───── Data

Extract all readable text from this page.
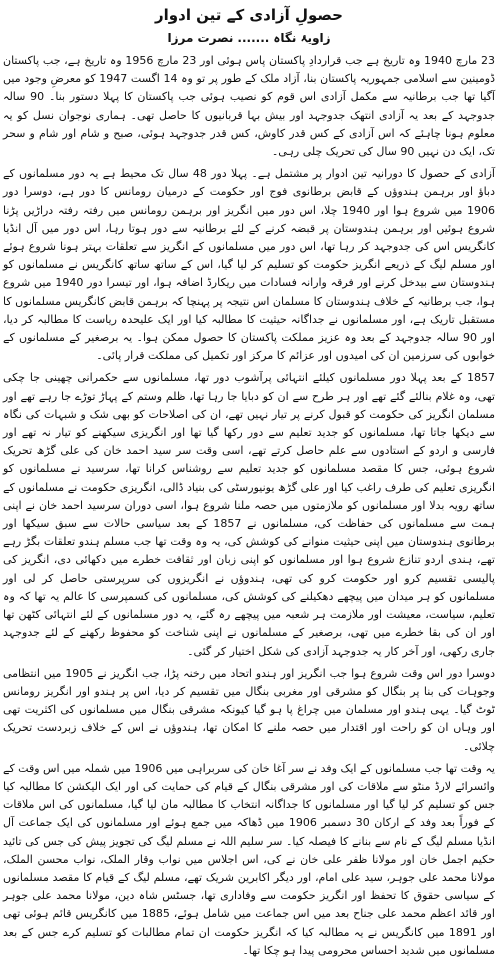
حصولِ آزادی کے تین ادوار
زاویۂ نگاہ.......نصرت مرزا

23 مارچ 1940 وہ تاریخ ہے جب قراردادِ پاکستان پاس ہوئی اور 23 مارچ 1956 وہ تاریخ ہے، جب پاکستان ڈومینین سے اسلامی جمہوریہ پاکستان بنا، آزاد ملک کے طور پر تو وہ 14 اگست 1947 کو معرضِ وجود میں آگیا تھا جب برطانیہ سے مکمل آزادی اس قوم کو نصیب ہوئی جب پاکستان کا پہلا دستور بنا۔ 90 سالہ جدوجہد کے بعد یہ آزادی انتھک جدوجہد اور بیش بہا قربانیوں کا حاصل تھی۔ ہماری نوجوان نسل کو یہ معلوم ہونا چاہئے کہ اس آزادی کے کس قدر کاوش، کس قدر جدوجہد ہوئی، صبح و شام اور شام و سحر تک، ایک دن نہیں 90 سال کی تحریک چلی رہی۔

آزادی کے حصول کا دورانیہ تین ادوار پر مشتمل ہے۔ پہلا دور 48 سال تک محیط ہے یہ دور مسلمانوں کے دباؤ اور برہمن ہندوؤں کے قابض برطانوی فوج اور حکومت کے درمیان رومانس کا دور ہے، دوسرا دور 1906 میں شروع ہوا اور 1940 چلا، اس دور میں انگریز اور برہمن رومانس میں رفتہ رفتہ دراڑیں پڑنا شروع ہوئیں اور برہمن ہندوستان پر قبضہ کرنے کے لئے برطانیہ سے دور ہوتا رہا، اس دور میں آل انڈیا کانگریس اس کی جدوجہد کر رہا تھا، اس دور میں مسلمانوں کے انگریز سے تعلقات بہتر ہونا شروع ہوئے اور مسلم لیگ کے ذریعے انگریز حکومت کو تسلیم کر لیا گیا، اس کے ساتھ ساتھ کانگریس نے مسلمانوں کو ہندوستان سے بیدخل کرنے اور فرقہ وارانہ فسادات میں ریکارڈ اضافہ ہوا، اور تیسرا دور 1940 میں شروع ہوا، جب برطانیہ کے خلاف ہندوستان کا مسلمان اس نتیجہ پر پہنچا کہ برہمن قابض کانگریس مسلمانوں کا مستقبل تاریک ہے، اور مسلمانوں نے جداگانہ حیثیت کا مطالبہ کیا اور ایک علیحدہ ریاست کا مطالبہ کر دیا، اور 90 سالہ جدوجہد کے بعد وہ عزیز مملکت پاکستان کا حصول ممکن ہوا۔ یہ برصغیر کے مسلمانوں کے خوابوں کی سرزمین ان کی امیدوں اور عزائم کا مرکز اور تکمیل کی مملکت قرار پائی۔

1857 کے بعد پہلا دور مسلمانوں کیلئے انتہائی پرآشوب دور تھا، مسلمانوں سے حکمرانی چھینی جا چکی تھی، وہ غلام بنالئے گئے تھے اور ہر طرح سے ان کو دبایا جا رہا تھا، ظلم وستم کے پہاڑ توڑے جا رہے تھے اور مسلمان انگریز کی حکومت کو قبول کرنے پر تیار نہیں تھے، ان کی اصلاحات کو بھی شک و شبہات کی نگاہ سے دیکھا جاتا تھا، مسلمانوں کو جدید تعلیم سے دور رکھا گیا تھا اور انگریزی سیکھنے کو تیار نہ تھے اور فارسی و اردو کے استادوں سے علم حاصل کرتے تھے، اسی وقت سر سید احمد خان کی علی گڑھ تحریک شروع ہوئی، جس کا مقصد مسلمانوں کو جدید تعلیم سے روشناس کرانا تھا، سرسید نے مسلمانوں کو انگریزی تعلیم کی طرف راغب کیا اور علی گڑھ یونیورسٹی کی بنیاد ڈالی، انگریزی حکومت نے مسلمانوں کے ساتھ رویہ بدلا اور مسلمانوں کو ملازمتوں میں حصہ ملنا شروع ہوا، اسی دوران سرسید احمد خان نے اپنی ہمت سے مسلمانوں کی حفاظت کی، مسلمانوں نے 1857 کے بعد سیاسی حالات سے سبق سیکھا اور برطانوی ہندوستان میں اپنی حیثیت منوانے کی کوشش کی، یہ وہ وقت تھا جب مسلم ہندو تعلقات بگڑ رہے تھے، ہندی اردو تنازع شروع ہوا اور مسلمانوں کو اپنی زبان اور ثقافت خطرے میں دکھائی دی، انگریز کی پالیسی تقسیم کرو اور حکومت کرو کی تھی، ہندوؤں نے انگریزوں کی سرپرستی حاصل کر لی اور مسلمانوں کو ہر میدان میں پیچھے دھکیلنے کی کوشش کی، مسلمانوں کی کسمپرسی کا عالم یہ تھا کہ وہ تعلیم، سیاست، معیشت اور ملازمت ہر شعبہ میں پیچھے رہ گئے، یہ دور مسلمانوں کے لئے انتہائی کٹھن تھا اور ان کی بقا خطرے میں تھی، برصغیر کے مسلمانوں نے اپنی شناخت کو محفوظ رکھنے کے لئے جدوجہد جاری رکھی، اور آخر کار یہ جدوجہد آزادی کی شکل اختیار کر گئی۔

دوسرا دور اس وقت شروع ہوا جب انگریز اور ہندو اتحاد میں رخنہ پڑا، جب انگریز نے 1905 میں انتظامی وجوہات کی بنا پر بنگال کو مشرقی اور مغربی بنگال میں تقسیم کر دیا، اس پر ہندو اور انگریز رومانس ٹوٹ گیا۔ یہی ہندو اور مسلمان میں چراغ پا ہو گیا کیونکہ مشرقی بنگال میں مسلمانوں کی اکثریت تھی اور وہاں ان کو راحت اور اقتدار میں حصہ ملنے کا امکان تھا، ہندوؤں نے اس کے خلاف زبردست تحریک چلائی۔

یہ وقت تھا جب مسلمانوں کے ایک وفد نے سر آغا خان کی سربراہی میں 1906 میں شملہ میں اس وقت کے وائسرائے لارڈ منٹو سے ملاقات کی اور مشرقی بنگال کے قیام کی حمایت کی اور ایک الیکشن کا مطالبہ کیا جس کو تسلیم کر لیا گیا اور مسلمانوں کا جداگانہ انتخاب کا مطالبہ مان لیا گیا، مسلمانوں کی اس ملاقات کے فوراً بعد وفد کے ارکان 30 دسمبر 1906 میں ڈھاکہ میں جمع ہوئے اور مسلمانوں کی ایک جماعت آل انڈیا مسلم لیگ کے نام سے بنانے کا فیصلہ کیا۔ سر سلیم اللہ نے مسلم لیگ کی تجویز پیش کی جس کی تائید حکیم اجمل خان اور مولانا ظفر علی خان نے کی، اس اجلاس میں نواب وقار الملک، نواب محسن الملک، مولانا محمد علی جوہر، سید علی امام، اور دیگر اکابرین شریک تھے، مسلم لیگ کے قیام کا مقصد مسلمانوں کے سیاسی حقوق کا تحفظ اور انگریز حکومت سے وفاداری تھا، جسٹس شاہ دین، مولانا محمد علی جوہر اور قائد اعظم محمد علی جناح بعد میں اس جماعت میں شامل ہوئے، 1885 میں کانگریس قائم ہوئی تھی اور 1891 میں کانگریس نے یہ مطالبہ کیا کہ انگریز حکومت ان تمام مطالبات کو تسلیم کرے جس کے بعد مسلمانوں میں شدید احساس محرومی پیدا ہو چکا تھا۔
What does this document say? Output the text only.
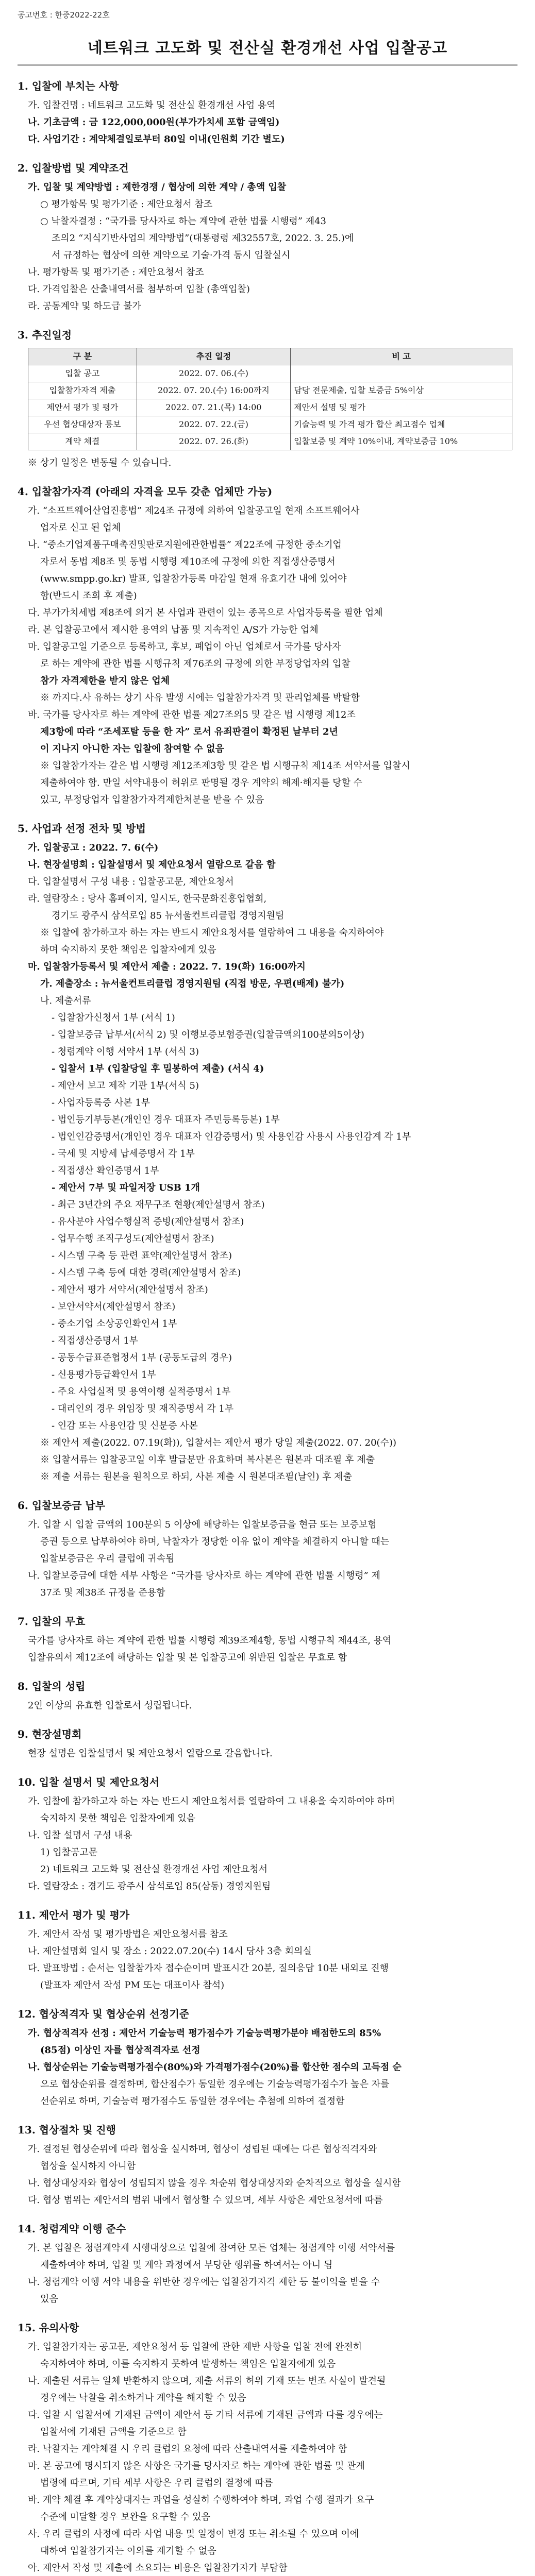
공고번호 : 한중2022-22호
네트워크 고도화 및 전산실 환경개선 사업 입찰공고
1. 입찰에 부치는 사항

가. 입찰건명 : 네트워크 고도화 및 전산실 환경개선 사업 용역

나. 기초금액 : 금 122,000,000원(부가가치세 포함 금액임)

다. 사업기간 : 계약체결일로부터 80일 이내(인원회 기간 별도)

2. 입찰방법 및 계약조건

가. 입찰 및 계약방법 : 제한경쟁 / 협상에 의한 계약 / 총액 입찰

○ 평가항목 및 평가기준 : 제안요청서 참조

○ 낙찰자결정 : “국가를 당사자로 하는 계약에 관한 법률 시행령” 제43

조의2 “지식기반사업의 계약방법”(대통령령 제32557호, 2022. 3. 25.)에

서 규정하는 협상에 의한 계약으로 기술·가격 동시 입찰실시

나. 평가항목 및 평가기준 : 제안요청서 참조

다. 가격입찰은 산출내역서를 첨부하여 입찰 (총액입찰)

라. 공동계약 및 하도급 불가

3. 추진일정
구 분	추진 일정	비 고
입찰 공고	2022. 07. 06.(수)	
입찰참가자격 제출	2022. 07. 20.(수) 16:00까지	담당 전문제출, 입찰 보증금 5%이상
제안서 평가 및 평가	2022. 07. 21.(목) 14:00	제안서 설명 및 평가
우선 협상대상자 통보	2022. 07. 22.(금)	기술능력 및 가격 평가 합산 최고점수 업체
계약 체결	2022. 07. 26.(화)	입찰보증 및 계약 10%이내, 계약보증금 10%

※ 상기 일정은 변동될 수 있습니다.

4. 입찰참가자격 (아래의 자격을 모두 갖춘 업체만 가능)

가. “소프트웨어산업진흥법” 제24조 규정에 의하여 입찰공고일 현재 소프트웨어사

업자로 신고 된 업체

나. “중소기업제품구매촉진및판로지원에관한법률” 제22조에 규정한 중소기업

자로서 동법 제8조 및 동법 시행령 제10조에 규정에 의한 직접생산증명서

(www.smpp.go.kr) 발표, 입찰참가등록 마감일 현재 유효기간 내에 있어야

함(반드시 조회 후 제출)

다. 부가가치세법 제8조에 의거 본 사업과 관련이 있는 종목으로 사업자등록을 필한 업체

라. 본 입찰공고에서 제시한 용역의 납품 및 지속적인 A/S가 가능한 업체

마. 입찰공고일 기준으로 등록하고, 후보, 폐업이 아닌 업체로서 국가를 당사자

로 하는 계약에 관한 법률 시행규칙 제76조의 규정에 의한 부정당업자의 입찰

참가 자격제한을 받지 않은 업체

※ 까지다.사 유하는 상기 사유 발생 시에는 입찰참가자격 및 관리업체를 박탈함

바. 국가를 당사자로 하는 계약에 관한 법률 제27조의5 및 같은 법 시행령 제12조

제3항에 따라 “조세포탈 등을 한 자” 로서 유죄판결이 확정된 날부터 2년

이 지나지 아니한 자는 입찰에 참여할 수 없음

※ 입찰참가자는 같은 법 시행령 제12조제3항 및 같은 법 시행규칙 제14조 서약서를 입찰시

제출하여야 함. 만일 서약내용이 허위로 판명될 경우 계약의 해제·해지를 당할 수

있고, 부정당업자 입찰참가자격제한처분을 받을 수 있음

5. 사업과 선정 전차 및 방법

가. 입찰공고 : 2022. 7. 6(수)

나. 현장설명회 : 입찰설명서 및 제안요청서 열람으로 갈음 함

다. 입찰설명서 구성 내용 : 입찰공고문, 제안요청서

라. 열람장소 : 당사 홈페이지, 일시도, 한국문화진흥업협회,

경기도 광주시 삼석로입 85 뉴서울컨트리클럽 경영지원팀

※ 입찰에 참가하고자 하는 자는 반드시 제안요청서를 열람하여 그 내용을 숙지하여야

하며 숙지하지 못한 책임은 입찰자에게 있음

마. 입찰참가등록서 및 제안서 제출 : 2022. 7. 19(화) 16:00까지

가. 제출장소 : 뉴서울컨트리클럽 경영지원팀 (직접 방문, 우편(배제) 불가)

나. 제출서류

- 입찰참가신청서 1부 (서식 1)

- 입찰보증금 납부서(서식 2) 및 이행보증보험증권(입찰금액의100분의5이상)

- 청렴계약 이행 서약서 1부 (서식 3)

- 입찰서 1부 (입찰당일 후 밀봉하여 제출) (서식 4)

- 제안서 보고 제작 기관 1부(서식 5)

- 사업자등록증 사본 1부

- 법인등기부등본(개인인 경우 대표자 주민등록등본) 1부

- 법인인감증명서(개인인 경우 대표자 인감증명서) 및 사용인감 사용시 사용인감계 각 1부

- 국세 및 지방세 납세증명서 각 1부

- 직접생산 확인증명서 1부

- 제안서 7부 및 파일저장 USB 1개

- 최근 3년간의 주요 재무구조 현황(제안설명서 참조)

- 유사분야 사업수행실적 증빙(제안설명서 참조)

- 업무수행 조직구성도(제안설명서 참조)

- 시스템 구축 등 관련 표약(제안설명서 참조)

- 시스템 구축 등에 대한 경력(제안설명서 참조)

- 제안서 평가 서약서(제안설명서 참조)

- 보안서약서(제안설명서 참조)

- 중소기업 소상공인확인서 1부

- 직접생산증명서 1부

- 공동수급표준협정서 1부 (공동도급의 경우)

- 신용평가등급확인서 1부

- 주요 사업실적 및 용역이행 실적증명서 1부

- 대리인의 경우 위임장 및 재직증명서 각 1부

- 인감 또는 사용인감 및 신분증 사본

※ 제안서 제출(2022. 07.19(화)), 입찰서는 제안서 평가 당일 제출(2022. 07. 20(수))

※ 입찰서류는 입찰공고일 이후 발급분만 유효하며 복사본은 원본과 대조필 후 제출

※ 제출 서류는 원본을 원칙으로 하되, 사본 제출 시 원본대조필(날인) 후 제출

6. 입찰보증금 납부

가. 입찰 시 입찰 금액의 100분의 5 이상에 해당하는 입찰보증금을 현금 또는 보증보험

증권 등으로 납부하여야 하며, 낙찰자가 정당한 이유 없이 계약을 체결하지 아니할 때는

입찰보증금은 우리 클럽에 귀속됨

나. 입찰보증금에 대한 세부 사항은 “국가를 당사자로 하는 계약에 관한 법률 시행령” 제

37조 및 제38조 규정을 준용함

7. 입찰의 무효

국가를 당사자로 하는 계약에 관한 법률 시행령 제39조제4항, 동법 시행규칙 제44조, 용역

입찰유의서 제12조에 해당하는 입찰 및 본 입찰공고에 위반된 입찰은 무효로 함

8. 입찰의 성립

2인 이상의 유효한 입찰로서 성립됩니다.

9. 현장설명회

현장 설명은 입찰설명서 및 제안요청서 열람으로 갈음합니다.

10. 입찰 설명서 및 제안요청서

가. 입찰에 참가하고자 하는 자는 반드시 제안요청서를 열람하여 그 내용을 숙지하여야 하며

숙지하지 못한 책임은 입찰자에게 있음

나. 입찰 설명서 구성 내용

1) 입찰공고문

2) 네트워크 고도화 및 전산실 환경개선 사업 제안요청서

다. 열람장소 : 경기도 광주시 삼석로입 85(삼동) 경영지원팀

11. 제안서 평가 및 평가

가. 제안서 작성 및 평가방법은 제안요청서를 참조

나. 제안설명회 일시 및 장소 : 2022.07.20(수) 14시 당사 3층 회의실

다. 발표방법 : 순서는 입찰참가자 접수순이며 발표시간 20분, 질의응답 10분 내외로 진행

(발표자 제안서 작성 PM 또는 대표이사 참석)

12. 협상적격자 및 협상순위 선정기준

가. 협상적격자 선정 : 제안서 기술능력 평가점수가 기술능력평가분야 배점한도의 85%

(85점) 이상인 자를 협상적격자로 선정

나. 협상순위는 기술능력평가점수(80%)와 가격평가점수(20%)를 합산한 점수의 고득점 순

으로 협상순위를 결정하며, 합산점수가 동일한 경우에는 기술능력평가점수가 높은 자를

선순위로 하며, 기술능력 평가점수도 동일한 경우에는 추첨에 의하여 결정함

13. 협상절차 및 진행

가. 결정된 협상순위에 따라 협상을 실시하며, 협상이 성립된 때에는 다른 협상적격자와

협상을 실시하지 아니함

나. 협상대상자와 협상이 성립되지 않을 경우 차순위 협상대상자와 순차적으로 협상을 실시함

다. 협상 범위는 제안서의 범위 내에서 협상할 수 있으며, 세부 사항은 제안요청서에 따름

14. 청렴계약 이행 준수

가. 본 입찰은 청렴계약제 시행대상으로 입찰에 참여한 모든 업체는 청렴계약 이행 서약서를

제출하여야 하며, 입찰 및 계약 과정에서 부당한 행위를 하여서는 아니 됨

나. 청렴계약 이행 서약 내용을 위반한 경우에는 입찰참가자격 제한 등 불이익을 받을 수

있음

15. 유의사항

가. 입찰참가자는 공고문, 제안요청서 등 입찰에 관한 제반 사항을 입찰 전에 완전히

숙지하여야 하며, 이를 숙지하지 못하여 발생하는 책임은 입찰자에게 있음

나. 제출된 서류는 일체 반환하지 않으며, 제출 서류의 허위 기재 또는 변조 사실이 발견될

경우에는 낙찰을 취소하거나 계약을 해지할 수 있음

다. 입찰 시 입찰서에 기재된 금액이 제안서 등 기타 서류에 기재된 금액과 다를 경우에는

입찰서에 기재된 금액을 기준으로 함

라. 낙찰자는 계약체결 시 우리 클럽의 요청에 따라 산출내역서를 제출하여야 함

마. 본 공고에 명시되지 않은 사항은 국가를 당사자로 하는 계약에 관한 법률 및 관계

법령에 따르며, 기타 세부 사항은 우리 클럽의 결정에 따름

바. 계약 체결 후 계약상대자는 과업을 성실히 수행하여야 하며, 과업 수행 결과가 요구

수준에 미달할 경우 보완을 요구할 수 있음

사. 우리 클럽의 사정에 따라 사업 내용 및 일정이 변경 또는 취소될 수 있으며 이에

대하여 입찰참가자는 이의를 제기할 수 없음

아. 제안서 작성 및 제출에 소요되는 비용은 입찰참가자가 부담함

──────────

Objective ▸ Go through the data above and find the lines with the word "당사자로". Copy each of those lines.

Response to the exercise ▸
○ 낙찰자결정 : “국가를 당사자로 하는 계약에 관한 법률 시행령” 제43
바. 국가를 당사자로 하는 계약에 관한 법률 제27조의5 및 같은 법 시행령 제12조
나. 입찰보증금에 대한 세부 사항은 “국가를 당사자로 하는 계약에 관한 법률 시행령” 제
국가를 당사자로 하는 계약에 관한 법률 시행령 제39조제4항, 동법 시행규칙 제44조, 용역
마. 본 공고에 명시되지 않은 사항은 국가를 당사자로 하는 계약에 관한 법률 및 관계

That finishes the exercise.